*Task instructions*. Reproduce the data that follows in its entirety, character for character.

*Task inputs*.

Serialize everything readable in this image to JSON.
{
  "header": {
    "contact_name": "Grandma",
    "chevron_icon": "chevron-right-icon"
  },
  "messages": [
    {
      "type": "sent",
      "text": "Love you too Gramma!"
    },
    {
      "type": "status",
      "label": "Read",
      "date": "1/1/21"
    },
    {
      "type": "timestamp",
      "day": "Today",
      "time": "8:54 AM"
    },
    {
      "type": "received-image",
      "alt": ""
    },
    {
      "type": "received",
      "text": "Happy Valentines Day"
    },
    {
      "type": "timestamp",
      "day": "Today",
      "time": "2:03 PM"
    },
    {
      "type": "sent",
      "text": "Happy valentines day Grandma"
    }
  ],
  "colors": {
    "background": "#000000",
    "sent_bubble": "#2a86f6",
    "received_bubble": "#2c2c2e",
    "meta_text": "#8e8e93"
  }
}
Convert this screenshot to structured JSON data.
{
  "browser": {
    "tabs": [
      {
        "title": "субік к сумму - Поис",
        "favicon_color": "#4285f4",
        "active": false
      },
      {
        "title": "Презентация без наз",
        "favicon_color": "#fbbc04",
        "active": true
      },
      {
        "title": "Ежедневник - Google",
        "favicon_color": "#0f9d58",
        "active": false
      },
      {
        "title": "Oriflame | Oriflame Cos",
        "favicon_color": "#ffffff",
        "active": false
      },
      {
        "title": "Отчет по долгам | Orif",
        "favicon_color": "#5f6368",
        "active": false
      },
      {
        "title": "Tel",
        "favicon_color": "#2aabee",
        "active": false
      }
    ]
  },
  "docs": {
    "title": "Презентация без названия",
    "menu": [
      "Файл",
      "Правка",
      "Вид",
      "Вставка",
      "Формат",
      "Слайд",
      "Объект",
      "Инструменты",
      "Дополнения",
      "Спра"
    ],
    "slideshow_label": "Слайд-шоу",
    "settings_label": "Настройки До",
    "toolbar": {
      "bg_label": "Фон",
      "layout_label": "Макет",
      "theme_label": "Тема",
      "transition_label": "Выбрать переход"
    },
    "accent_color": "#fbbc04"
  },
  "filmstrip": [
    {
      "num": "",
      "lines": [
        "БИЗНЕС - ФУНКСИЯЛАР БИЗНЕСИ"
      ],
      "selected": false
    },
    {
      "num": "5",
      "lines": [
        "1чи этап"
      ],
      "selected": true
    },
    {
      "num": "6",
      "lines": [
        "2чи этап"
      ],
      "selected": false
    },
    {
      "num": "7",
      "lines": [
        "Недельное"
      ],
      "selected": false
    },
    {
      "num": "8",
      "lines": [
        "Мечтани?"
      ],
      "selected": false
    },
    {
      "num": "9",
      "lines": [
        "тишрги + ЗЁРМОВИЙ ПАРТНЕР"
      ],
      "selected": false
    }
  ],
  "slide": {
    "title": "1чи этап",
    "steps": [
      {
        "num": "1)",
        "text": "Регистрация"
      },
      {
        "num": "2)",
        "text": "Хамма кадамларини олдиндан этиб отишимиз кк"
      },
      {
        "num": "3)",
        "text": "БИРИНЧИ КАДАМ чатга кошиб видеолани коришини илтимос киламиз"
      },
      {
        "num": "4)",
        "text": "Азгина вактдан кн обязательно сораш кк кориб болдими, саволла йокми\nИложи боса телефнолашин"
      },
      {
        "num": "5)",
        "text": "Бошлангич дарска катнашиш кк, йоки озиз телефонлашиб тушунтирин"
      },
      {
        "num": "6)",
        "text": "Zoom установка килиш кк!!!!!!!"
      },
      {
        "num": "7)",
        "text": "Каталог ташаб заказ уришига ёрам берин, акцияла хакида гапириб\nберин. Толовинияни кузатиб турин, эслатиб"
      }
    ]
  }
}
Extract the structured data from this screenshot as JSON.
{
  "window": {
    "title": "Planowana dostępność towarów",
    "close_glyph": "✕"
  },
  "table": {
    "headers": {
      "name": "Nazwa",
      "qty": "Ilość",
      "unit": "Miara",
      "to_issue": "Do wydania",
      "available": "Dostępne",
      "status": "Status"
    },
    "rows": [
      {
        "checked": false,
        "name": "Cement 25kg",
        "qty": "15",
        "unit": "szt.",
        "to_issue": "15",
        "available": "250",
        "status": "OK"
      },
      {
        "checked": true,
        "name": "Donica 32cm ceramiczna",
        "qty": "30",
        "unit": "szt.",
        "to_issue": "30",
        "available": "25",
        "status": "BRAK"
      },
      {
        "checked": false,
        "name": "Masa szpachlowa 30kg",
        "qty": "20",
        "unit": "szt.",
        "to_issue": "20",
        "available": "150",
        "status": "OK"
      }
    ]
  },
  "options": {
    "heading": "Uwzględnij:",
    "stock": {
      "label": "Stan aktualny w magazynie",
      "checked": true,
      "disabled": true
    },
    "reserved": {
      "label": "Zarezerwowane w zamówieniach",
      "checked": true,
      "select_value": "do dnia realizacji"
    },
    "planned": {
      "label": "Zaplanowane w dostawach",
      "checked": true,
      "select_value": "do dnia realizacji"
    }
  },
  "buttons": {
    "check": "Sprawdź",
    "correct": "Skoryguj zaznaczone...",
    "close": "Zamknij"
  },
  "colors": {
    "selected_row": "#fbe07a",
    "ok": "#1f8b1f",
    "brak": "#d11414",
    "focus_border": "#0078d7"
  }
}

*Complete response*.
Serialize everything readable in this image to JSON.
{
  "header": {
    "contact_name": "Grandma",
    "chevron_icon": "chevron-right-icon"
  },
  "messages": [
    {
      "type": "sent",
      "text": "Love you too Gramma!"
    },
    {
      "type": "status",
      "label": "Read",
      "date": "1/1/21"
    },
    {
      "type": "timestamp",
      "day": "Today",
      "time": "8:54 AM"
    },
    {
      "type": "received-image",
      "alt": ""
    },
    {
      "type": "received",
      "text": "Happy Valentines Day"
    },
    {
      "type": "timestamp",
      "day": "Today",
      "time": "2:03 PM"
    },
    {
      "type": "sent",
      "text": "Happy valentines day Grandma"
    }
  ],
  "colors": {
    "background": "#000000",
    "sent_bubble": "#2a86f6",
    "received_bubble": "#2c2c2e",
    "meta_text": "#8e8e93"
  }
}
Convert this screenshot to structured JSON data.
{
  "browser": {
    "tabs": [
      {
        "title": "субік к сумму - Поис",
        "favicon_color": "#4285f4",
        "active": false
      },
      {
        "title": "Презентация без наз",
        "favicon_color": "#fbbc04",
        "active": true
      },
      {
        "title": "Ежедневник - Google",
        "favicon_color": "#0f9d58",
        "active": false
      },
      {
        "title": "Oriflame | Oriflame Cos",
        "favicon_color": "#ffffff",
        "active": false
      },
      {
        "title": "Отчет по долгам | Orif",
        "favicon_color": "#5f6368",
        "active": false
      },
      {
        "title": "Tel",
        "favicon_color": "#2aabee",
        "active": false
      }
    ]
  },
  "docs": {
    "title": "Презентация без названия",
    "menu": [
      "Файл",
      "Правка",
      "Вид",
      "Вставка",
      "Формат",
      "Слайд",
      "Объект",
      "Инструменты",
      "Дополнения",
      "Спра"
    ],
    "slideshow_label": "Слайд-шоу",
    "settings_label": "Настройки До",
    "toolbar": {
      "bg_label": "Фон",
      "layout_label": "Макет",
      "theme_label": "Тема",
      "transition_label": "Выбрать переход"
    },
    "accent_color": "#fbbc04"
  },
  "filmstrip": [
    {
      "num": "",
      "lines": [
        "БИЗНЕС - ФУНКСИЯЛАР БИЗНЕСИ"
      ],
      "selected": false
    },
    {
      "num": "5",
      "lines": [
        "1чи этап"
      ],
      "selected": true
    },
    {
      "num": "6",
      "lines": [
        "2чи этап"
      ],
      "selected": false
    },
    {
      "num": "7",
      "lines": [
        "Недельное"
      ],
      "selected": false
    },
    {
      "num": "8",
      "lines": [
        "Мечтани?"
      ],
      "selected": false
    },
    {
      "num": "9",
      "lines": [
        "тишрги + ЗЁРМОВИЙ ПАРТНЕР"
      ],
      "selected": false
    }
  ],
  "slide": {
    "title": "1чи этап",
    "steps": [
      {
        "num": "1)",
        "text": "Регистрация"
      },
      {
        "num": "2)",
        "text": "Хамма кадамларини олдиндан этиб отишимиз кк"
      },
      {
        "num": "3)",
        "text": "БИРИНЧИ КАДАМ чатга кошиб видеолани коришини илтимос киламиз"
      },
      {
        "num": "4)",
        "text": "Азгина вактдан кн обязательно сораш кк кориб болдими, саволла йокми\nИложи боса телефнолашин"
      },
      {
        "num": "5)",
        "text": "Бошлангич дарска катнашиш кк, йоки озиз телефонлашиб тушунтирин"
      },
      {
        "num": "6)",
        "text": "Zoom установка килиш кк!!!!!!!"
      },
      {
        "num": "7)",
        "text": "Каталог ташаб заказ уришига ёрам берин, акцияла хакида гапириб\nберин. Толовинияни кузатиб турин, эслатиб"
      }
    ]
  }
}
Extract the structured data from this screenshot as JSON.
{
  "window": {
    "title": "Planowana dostępność towarów",
    "close_glyph": "✕"
  },
  "table": {
    "headers": {
      "name": "Nazwa",
      "qty": "Ilość",
      "unit": "Miara",
      "to_issue": "Do wydania",
      "available": "Dostępne",
      "status": "Status"
    },
    "rows": [
      {
        "checked": false,
        "name": "Cement 25kg",
        "qty": "15",
        "unit": "szt.",
        "to_issue": "15",
        "available": "250",
        "status": "OK"
      },
      {
        "checked": true,
        "name": "Donica 32cm ceramiczna",
        "qty": "30",
        "unit": "szt.",
        "to_issue": "30",
        "available": "25",
        "status": "BRAK"
      },
      {
        "checked": false,
        "name": "Masa szpachlowa 30kg",
        "qty": "20",
        "unit": "szt.",
        "to_issue": "20",
        "available": "150",
        "status": "OK"
      }
    ]
  },
  "options": {
    "heading": "Uwzględnij:",
    "stock": {
      "label": "Stan aktualny w magazynie",
      "checked": true,
      "disabled": true
    },
    "reserved": {
      "label": "Zarezerwowane w zamówieniach",
      "checked": true,
      "select_value": "do dnia realizacji"
    },
    "planned": {
      "label": "Zaplanowane w dostawach",
      "checked": true,
      "select_value": "do dnia realizacji"
    }
  },
  "buttons": {
    "check": "Sprawdź",
    "correct": "Skoryguj zaznaczone...",
    "close": "Zamknij"
  },
  "colors": {
    "selected_row": "#fbe07a",
    "ok": "#1f8b1f",
    "brak": "#d11414",
    "focus_border": "#0078d7"
  }
}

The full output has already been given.